REQUISITOS DE TAREAS =>
**a.** Reproduce literalmente el pasaje del texto sobre los naufragios que empieza con "Especialmente trágicos fueron" y sigue hasta "la prensa española.".
**b.** En el texto sobre los naufragios, ¿quién bautizó este pedazo de costa como Coast of Death?

TEXTO DE LECTURA =>
● ● ● ● ●

También por su macabra relación de vida y muerte con el mar: cientos de
naufragios, miles de vidas tragadas por las olas, leyendas, mitos,
supersticiones, rivalidades y una personalidad única. «Aquí murió
muchísima gente en el mar, oíste. Pero muchísima». Lo dice Moncho de una
manera que quitan las ganas de preguntar por el número exacto. Valga
muchísima.
Que se
sepa, enfrente de estas rocas han terminado sus días unos 950 barcos.
Especialmente trágicos fueron los sucesos ocurridos a finales del siglo xix
y que tuvieron como protagonista a la marina inglesa. Cientos de
marineros británicos murieron en este mar aquellos años en terribles
naufragios de los que el Gobierno de Londres acusó a los nativos: según
el periodismo inglés de la época los barcos habían sido empujados a
encallar y después habían sido asaltados sanguinariamente por los
vecinos. Horrorizada por estas historias, la escritora Annette Meaking, amiga de la reina Victoria, bautizó a este pedazo de costa como Coast of Death,
término que enseguida adoptaría la prensa española.

● ● ● ● ●

(Parte de un archivo de datos)
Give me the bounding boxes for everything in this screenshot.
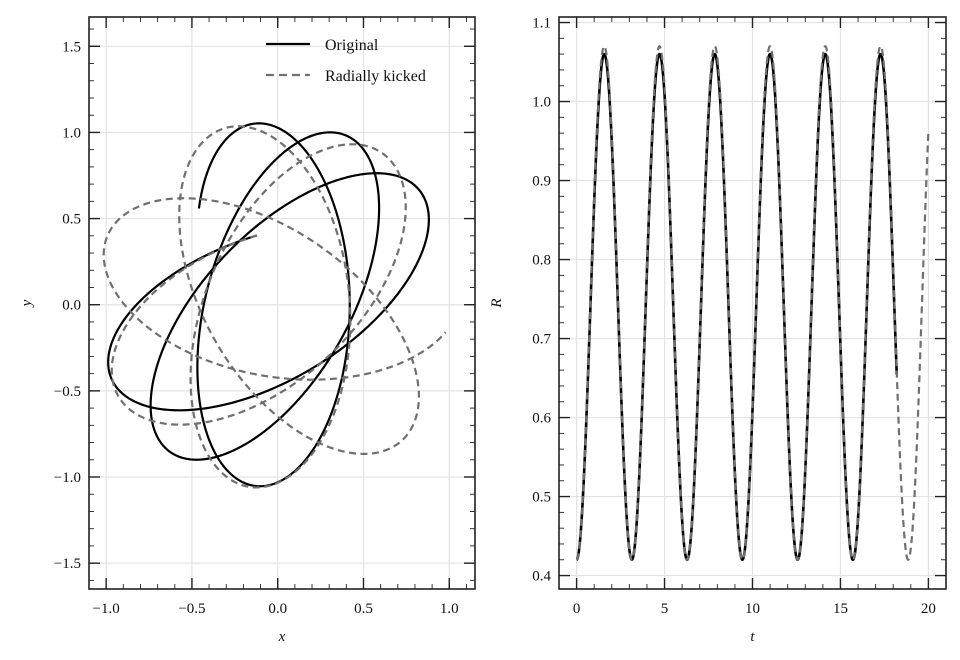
y-tick-label: 0.7 <box>532 332 551 348</box>
x-tick-label: −0.5 <box>178 601 205 617</box>
kicked-radius-line <box>575 45 930 561</box>
y-tick-label: 0.8 <box>532 253 551 269</box>
x-tick-label: 10 <box>745 601 760 617</box>
kicked-orbit-line <box>102 125 447 489</box>
y-tick-label: 0.6 <box>532 411 551 427</box>
y-tick-label: 1.0 <box>532 95 551 111</box>
original-orbit-line <box>107 122 430 488</box>
original-radius-line <box>575 52 899 562</box>
x-axis-label: t <box>750 629 755 645</box>
x-tick-label: 15 <box>833 601 848 617</box>
y-tick-label: 0.4 <box>532 569 551 585</box>
orbit-plot-panel: −1.0 −0.5 0.0 0.5 1.0 −1.5 −1.0 −0.5 0.0 0.5 1.0 1.… <box>19 16 476 645</box>
legend-label: Original <box>325 37 379 54</box>
y-axis-label: y <box>19 299 35 308</box>
y-tick-label: 1.0 <box>62 125 81 141</box>
legend-label: Radially kicked <box>325 68 426 85</box>
y-tick-label: 1.5 <box>62 39 81 55</box>
y-tick-label: 1.1 <box>532 16 551 32</box>
y-tick-label: 0.5 <box>532 490 551 506</box>
x-tick-label: 1.0 <box>440 601 459 617</box>
y-axis-label: R <box>489 298 505 308</box>
legend: Original Radially kicked <box>266 37 426 85</box>
y-tick-label: −1.5 <box>54 556 81 572</box>
x-tick-label: 5 <box>661 601 669 617</box>
y-tick-label: 0.9 <box>532 174 551 190</box>
x-tick-label: 20 <box>921 601 936 617</box>
y-tick-label: 0.5 <box>62 212 81 228</box>
x-tick-label: 0 <box>573 601 581 617</box>
x-tick-label: −1.0 <box>93 601 120 617</box>
x-tick-label: 0.5 <box>354 601 373 617</box>
y-tick-label: −1.0 <box>54 470 81 486</box>
axes-frame <box>88 16 476 590</box>
radius-vs-time-panel: 0 5 10 15 20 0.4 0.5 0.6 0.7 0.8 0.9 1.0 1.1 t R <box>489 16 947 645</box>
y-tick-label: −0.5 <box>54 384 81 400</box>
x-tick-label: 0.0 <box>268 601 287 617</box>
x-axis-label: x <box>278 629 286 645</box>
y-tick-label: 0.0 <box>62 298 81 314</box>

● ● ● ● ●

RESULTADOS POR TAREA =>
**a.**
Especialmente trágicos fueron los sucesos ocurridos a finales del siglo xix
y que tuvieron como protagonista a la marina inglesa. Cientos de
marineros británicos murieron en este mar aquellos años en terribles
naufragios de los que el Gobierno de Londres acusó a los nativos: según
el periodismo inglés de la época los barcos habían sido empujados a
encallar y después habían sido asaltados sanguinariamente por los
vecinos. Horrorizada por estas historias, la escritora Annette Meaking, amiga de la reina Victoria, bautizó a este pedazo de costa como Coast of Death,
término que enseguida adoptaría la prensa española.

**b.** La escritora Annette Meaking, amiga de la reina Victoria.